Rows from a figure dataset
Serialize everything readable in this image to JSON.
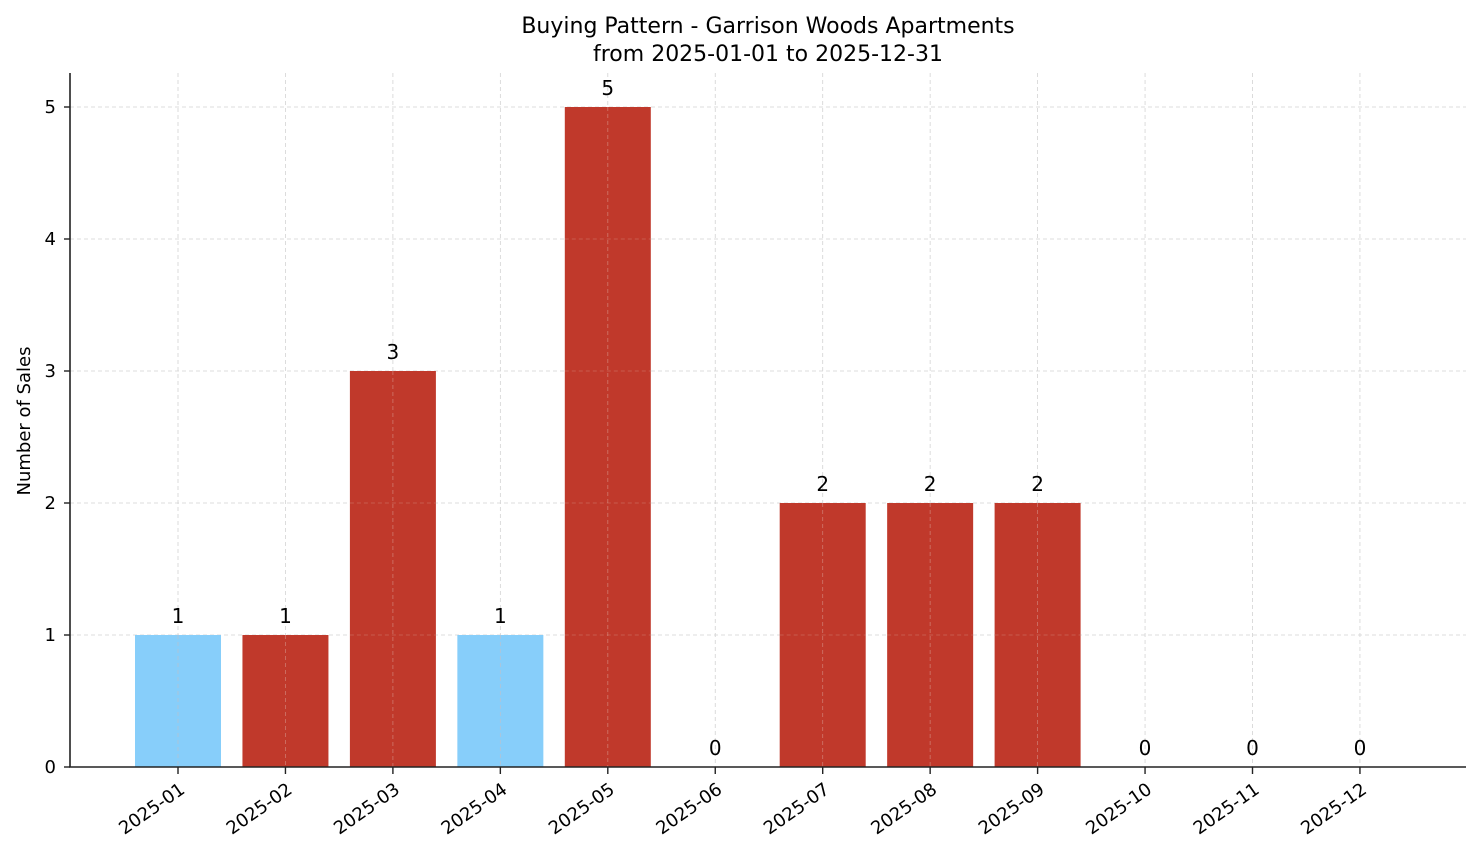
{
  "chart_data": {
    "type": "bar",
    "title": "Buying Pattern - Garrison Woods Apartments",
    "subtitle": "from 2025-01-01 to 2025-12-31",
    "xlabel": "",
    "ylabel": "Number of Sales",
    "categories": [
      "2025-01",
      "2025-02",
      "2025-03",
      "2025-04",
      "2025-05",
      "2025-06",
      "2025-07",
      "2025-08",
      "2025-09",
      "2025-10",
      "2025-11",
      "2025-12"
    ],
    "values": [
      1,
      1,
      3,
      1,
      5,
      0,
      2,
      2,
      2,
      0,
      0,
      0
    ],
    "bar_colors": [
      "#87cefa",
      "#c0392b",
      "#c0392b",
      "#87cefa",
      "#c0392b",
      "#c0392b",
      "#c0392b",
      "#c0392b",
      "#c0392b",
      "#c0392b",
      "#c0392b",
      "#c0392b"
    ],
    "data_labels": [
      "1",
      "1",
      "3",
      "1",
      "5",
      "0",
      "2",
      "2",
      "2",
      "0",
      "0",
      "0"
    ],
    "ylim": [
      0,
      5.25
    ],
    "yticks": [
      0,
      1,
      2,
      3,
      4,
      5
    ],
    "grid": true,
    "legend": null
  },
  "colors": {
    "highlight": "#87cefa",
    "default": "#c0392b",
    "grid": "#d3d3d3",
    "axis": "#222222"
  }
}
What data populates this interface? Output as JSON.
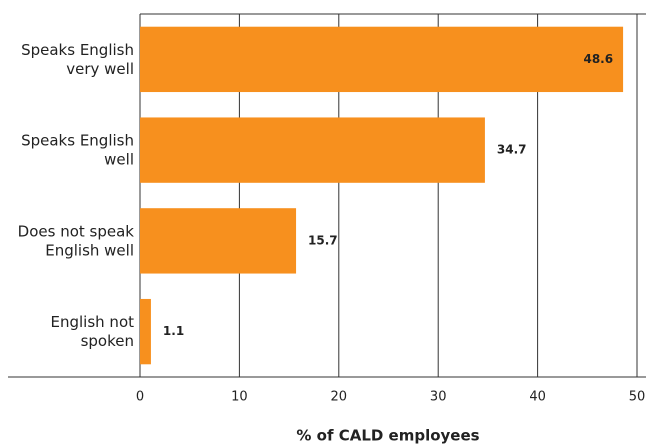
{
  "chart_data": {
    "type": "barh",
    "xlabel": "% of CALD employees",
    "categories": [
      "Speaks English\nvery well",
      "Speaks English\nwell",
      "Does not speak\nEnglish well",
      "English not\nspoken"
    ],
    "values": [
      48.6,
      34.7,
      15.7,
      1.1
    ],
    "color": "#f7901e",
    "xlim": [
      0,
      50
    ],
    "xticks": [
      0,
      10,
      20,
      30,
      40,
      50
    ],
    "grid": true
  }
}
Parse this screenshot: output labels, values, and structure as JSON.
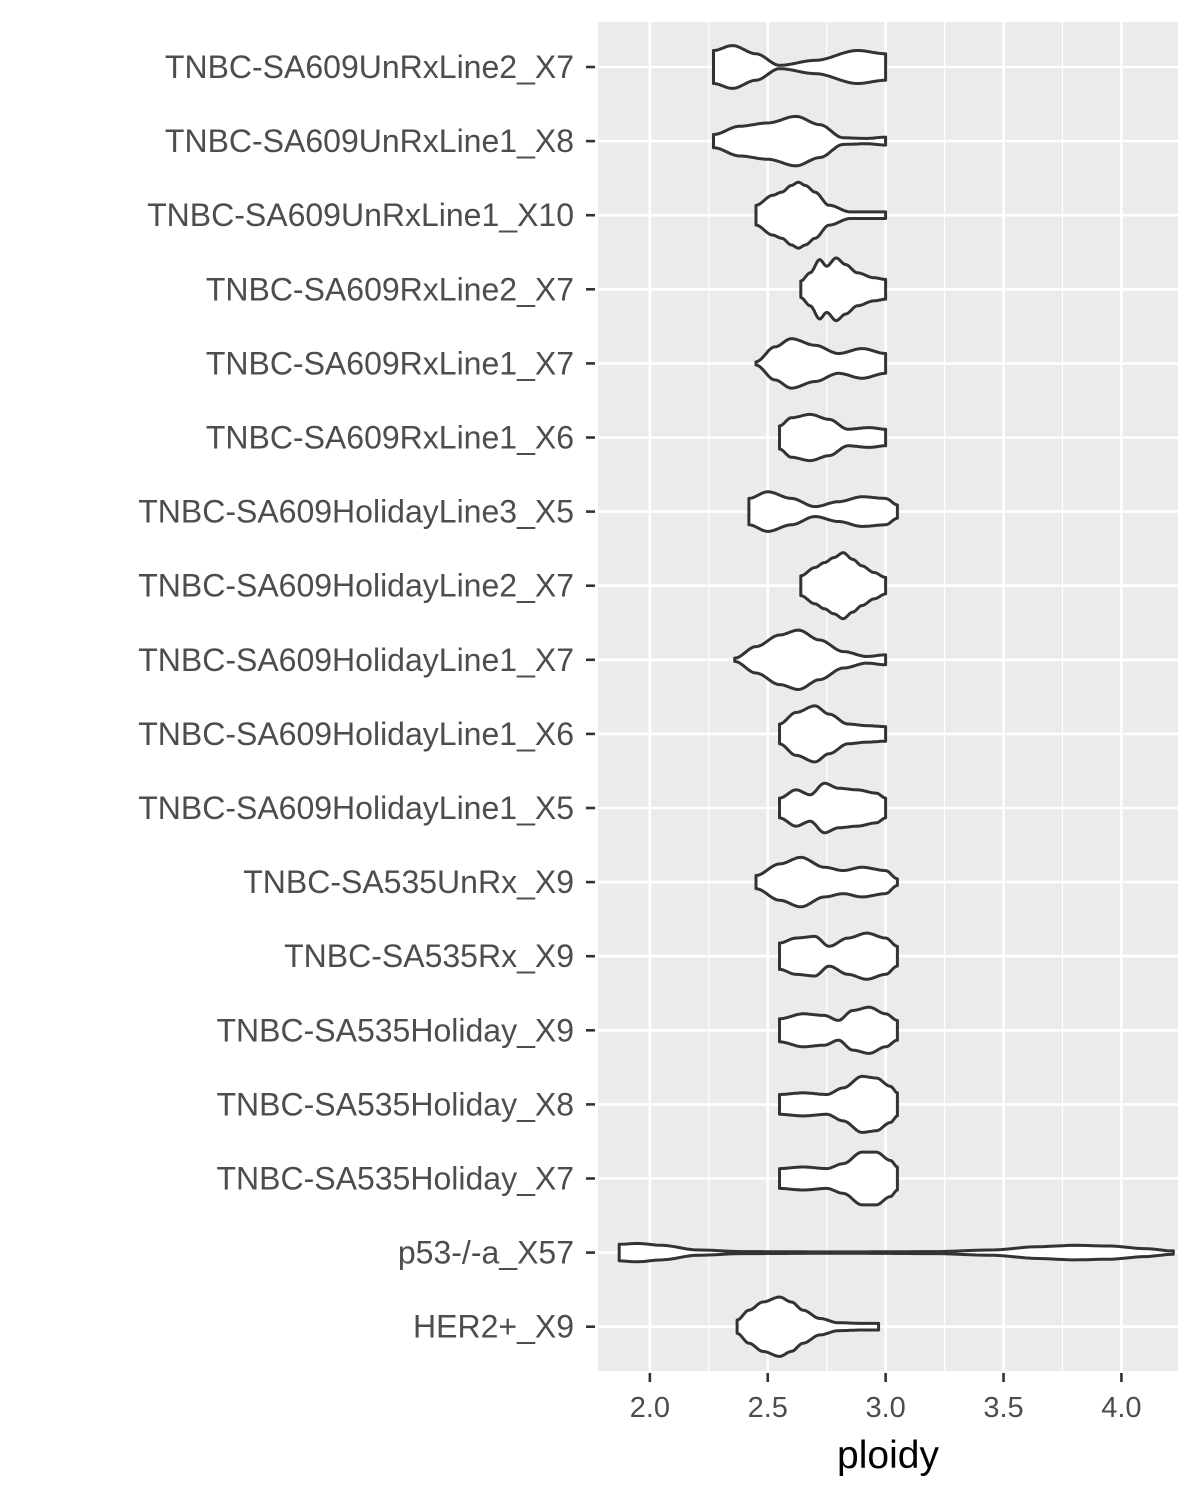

The exercise >>
Print again, word for word, every line from the line with "What data populates" to the final line of the records, inclusive; skip the pictures.

Written solution >>
What data populates this interface? Output as JSON.
{
  "chart_data": {
    "type": "barh",
    "xlabel": "% of CALD employees",
    "categories": [
      "Speaks English\nvery well",
      "Speaks English\nwell",
      "Does not speak\nEnglish well",
      "English not\nspoken"
    ],
    "values": [
      48.6,
      34.7,
      15.7,
      1.1
    ],
    "color": "#f7901e",
    "xlim": [
      0,
      50
    ],
    "xticks": [
      0,
      10,
      20,
      30,
      40,
      50
    ],
    "grid": true
  }
}
Parse this screenshot: output labels, values, and structure as JSON.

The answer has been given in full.